- **Aim**: Review the listing and copy each line that holds the word "Field".

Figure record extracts

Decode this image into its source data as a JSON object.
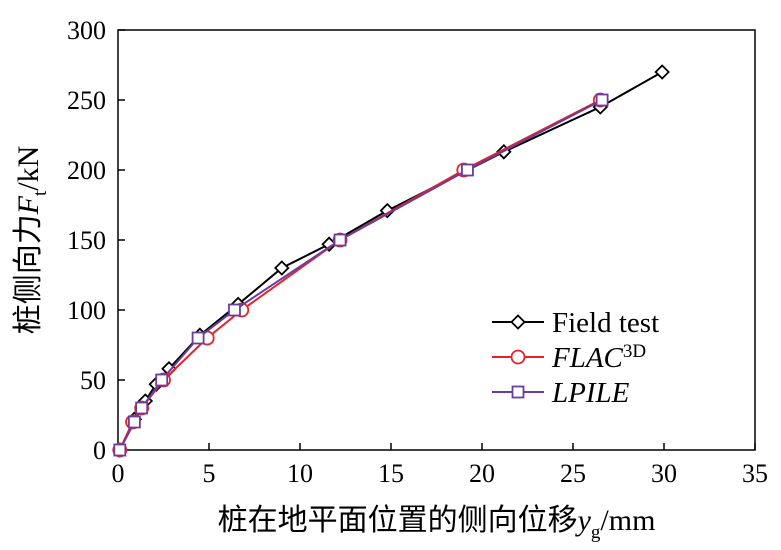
{
  "chart_data": {
    "type": "line",
    "title": "",
    "xlabel": "桩在地平面位置的侧向位移",
    "xlabel_var": "y",
    "xlabel_sub": "g",
    "xlabel_unit": "/mm",
    "ylabel": "桩侧向力",
    "ylabel_var": "F",
    "ylabel_sub": "t",
    "ylabel_unit": "/kN",
    "xlim": [
      0,
      35
    ],
    "ylim": [
      0,
      300
    ],
    "xticks": [
      0,
      5,
      10,
      15,
      20,
      25,
      30,
      35
    ],
    "yticks": [
      0,
      50,
      100,
      150,
      200,
      250,
      300
    ],
    "xtick_labels": [
      "0",
      "5",
      "10",
      "15",
      "20",
      "25",
      "30",
      "35"
    ],
    "ytick_labels": [
      "0",
      "50",
      "100",
      "150",
      "200",
      "250",
      "300"
    ],
    "grid": false,
    "legend_position": "bottom-right",
    "series": [
      {
        "name": "Field test",
        "legend_label": "Field test",
        "color": "#000000",
        "marker": "diamond",
        "x": [
          0.1,
          0.9,
          1.5,
          2.1,
          2.8,
          4.5,
          6.6,
          9.0,
          11.6,
          14.8,
          21.2,
          26.5,
          29.9
        ],
        "y": [
          0,
          22,
          35,
          47,
          58,
          82,
          104,
          130,
          147,
          171,
          213,
          245,
          270
        ]
      },
      {
        "name": "FLAC3D",
        "legend_label": "FLAC",
        "legend_sup": "3D",
        "color": "#e8202a",
        "marker": "circle",
        "x": [
          0.1,
          0.8,
          1.3,
          2.5,
          4.9,
          6.8,
          12.2,
          19.0,
          26.5
        ],
        "y": [
          0,
          20,
          30,
          50,
          80,
          100,
          150,
          200,
          250
        ]
      },
      {
        "name": "LPILE",
        "legend_label": "LPILE",
        "color": "#6a3d9a",
        "marker": "square",
        "x": [
          0.1,
          0.9,
          1.3,
          2.4,
          4.4,
          6.4,
          12.2,
          19.2,
          26.6
        ],
        "y": [
          0,
          20,
          30,
          50,
          80,
          100,
          150,
          200,
          250
        ]
      }
    ]
  }
}
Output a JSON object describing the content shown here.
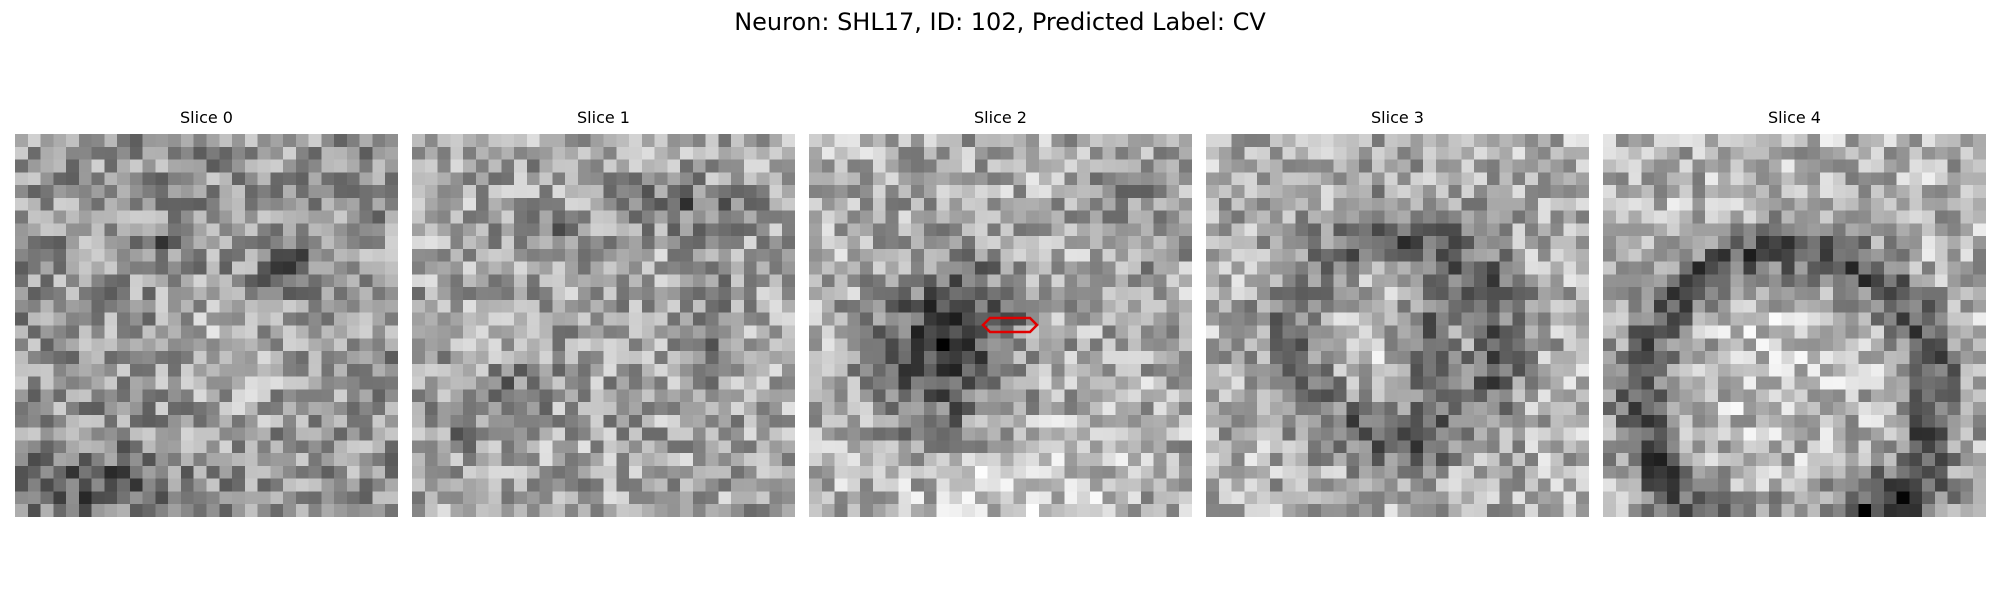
{
  "figure": {
    "title": "Neuron: SHL17, ID: 102, Predicted Label: CV"
  },
  "panels": [
    {
      "title": "Slice 0",
      "grid_size": 30,
      "pattern": "noise-dark-spots",
      "has_marker": false
    },
    {
      "title": "Slice 1",
      "grid_size": 30,
      "pattern": "noise-dark-streaks",
      "has_marker": false
    },
    {
      "title": "Slice 2",
      "grid_size": 30,
      "pattern": "dark-blob-left",
      "has_marker": true
    },
    {
      "title": "Slice 3",
      "grid_size": 30,
      "pattern": "ring-center",
      "has_marker": false
    },
    {
      "title": "Slice 4",
      "grid_size": 30,
      "pattern": "ring-large",
      "has_marker": false
    }
  ],
  "marker": {
    "color": "#e00000",
    "shape": "hexagon-outline"
  },
  "colormap": "grayscale"
}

- **Task output**:
        "name": "Field test",
        "legend_label": "Field test",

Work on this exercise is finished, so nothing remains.